Given instruction
Copy each line of the records that contains the word "מודים".

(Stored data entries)
>>>>
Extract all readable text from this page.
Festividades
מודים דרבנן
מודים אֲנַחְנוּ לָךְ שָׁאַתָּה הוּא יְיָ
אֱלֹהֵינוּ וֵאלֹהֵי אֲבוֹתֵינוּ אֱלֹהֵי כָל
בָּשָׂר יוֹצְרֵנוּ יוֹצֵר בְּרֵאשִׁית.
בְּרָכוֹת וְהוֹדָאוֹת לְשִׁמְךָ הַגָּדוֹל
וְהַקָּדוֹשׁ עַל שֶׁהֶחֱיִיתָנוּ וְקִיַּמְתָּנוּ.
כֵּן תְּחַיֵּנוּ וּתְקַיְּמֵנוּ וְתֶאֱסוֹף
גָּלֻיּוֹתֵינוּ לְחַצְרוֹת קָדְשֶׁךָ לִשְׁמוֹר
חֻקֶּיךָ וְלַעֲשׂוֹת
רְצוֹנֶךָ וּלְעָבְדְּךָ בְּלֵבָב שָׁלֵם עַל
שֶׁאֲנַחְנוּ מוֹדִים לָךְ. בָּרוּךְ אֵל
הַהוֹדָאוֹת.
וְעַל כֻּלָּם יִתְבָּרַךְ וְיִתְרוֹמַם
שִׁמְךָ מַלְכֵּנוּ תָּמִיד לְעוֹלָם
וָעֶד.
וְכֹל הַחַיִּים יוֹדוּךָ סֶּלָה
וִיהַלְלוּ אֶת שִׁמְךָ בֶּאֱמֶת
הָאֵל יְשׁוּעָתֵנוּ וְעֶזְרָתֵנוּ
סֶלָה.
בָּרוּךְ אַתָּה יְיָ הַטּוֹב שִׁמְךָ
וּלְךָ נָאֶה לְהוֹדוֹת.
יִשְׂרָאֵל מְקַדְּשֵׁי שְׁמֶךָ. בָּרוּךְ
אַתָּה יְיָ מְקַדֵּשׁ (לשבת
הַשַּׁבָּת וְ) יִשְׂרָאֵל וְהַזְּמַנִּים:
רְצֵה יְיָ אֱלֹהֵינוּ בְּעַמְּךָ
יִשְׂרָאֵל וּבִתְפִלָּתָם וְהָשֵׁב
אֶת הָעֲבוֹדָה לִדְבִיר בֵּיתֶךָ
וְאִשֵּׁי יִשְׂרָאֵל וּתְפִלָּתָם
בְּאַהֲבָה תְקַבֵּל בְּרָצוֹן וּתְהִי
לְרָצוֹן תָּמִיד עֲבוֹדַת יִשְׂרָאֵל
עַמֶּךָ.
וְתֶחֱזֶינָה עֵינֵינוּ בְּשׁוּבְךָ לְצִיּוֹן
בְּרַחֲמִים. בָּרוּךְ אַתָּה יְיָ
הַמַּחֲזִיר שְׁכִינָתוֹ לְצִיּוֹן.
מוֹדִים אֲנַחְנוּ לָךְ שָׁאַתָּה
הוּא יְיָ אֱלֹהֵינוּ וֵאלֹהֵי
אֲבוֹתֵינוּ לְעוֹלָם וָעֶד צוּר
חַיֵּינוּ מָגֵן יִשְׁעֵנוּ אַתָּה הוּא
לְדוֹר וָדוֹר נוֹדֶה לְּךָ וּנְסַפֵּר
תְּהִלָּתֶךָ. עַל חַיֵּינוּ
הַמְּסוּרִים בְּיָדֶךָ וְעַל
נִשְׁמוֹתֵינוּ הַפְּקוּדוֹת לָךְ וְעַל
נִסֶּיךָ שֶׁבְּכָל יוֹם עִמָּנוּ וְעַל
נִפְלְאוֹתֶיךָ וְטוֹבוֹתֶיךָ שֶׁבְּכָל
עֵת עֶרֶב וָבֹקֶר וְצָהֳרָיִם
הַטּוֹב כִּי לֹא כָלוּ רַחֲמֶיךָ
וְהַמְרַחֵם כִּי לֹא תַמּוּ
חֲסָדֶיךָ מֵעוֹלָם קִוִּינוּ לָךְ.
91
<<<<
Output below
מודים דרבנן
מודים אֲנַחְנוּ לָךְ שָׁאַתָּה הוּא יְיָ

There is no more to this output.